→ **What you should do**
The records below are split into lines. How many of those lines contain the string "система"? Reply with the number only.

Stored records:
start

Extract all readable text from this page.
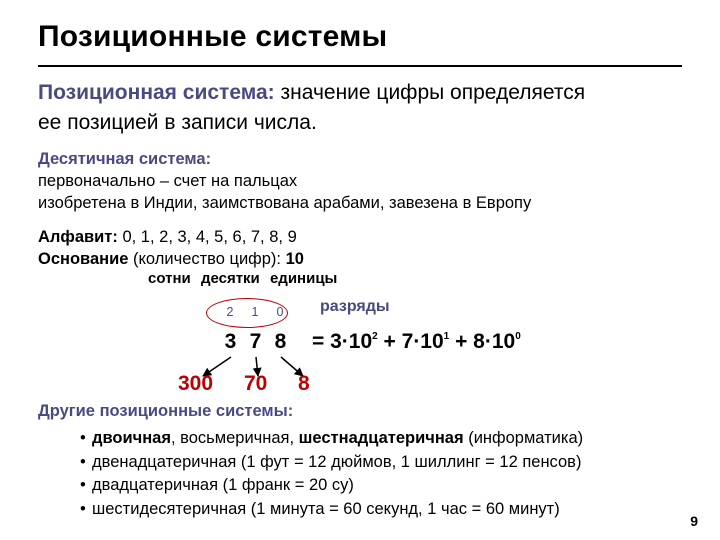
Позиционные системы
Позиционная система: значение цифры определяется
ее позицией в записи числа.
Десятичная система:
первоначально – счет на пальцах
изобретена в Индии, заимствована арабами, завезена в Европу
Алфавит: 0, 1, 2, 3, 4, 5, 6, 7, 8, 9
Основание (количество цифр): 10
сотни десятки единицы
2 1 0	разряды
3 7 8	= $3\cdot 10^2 + 7\cdot 10^1 + 8\cdot 10^0$
300 70 8
Другие позиционные системы:
• двоичная, восьмеричная, шестнадцатеричная (информатика)
• двенадцатеричная (1 фут = 12 дюймов, 1 шиллинг = 12 пенсов)
• двадцатеричная (1 франк = 20 су)
• шестидесятеричная (1 минута = 60 секунд, 1 час = 60 минут)
9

end

→ **Solution to this problem**
2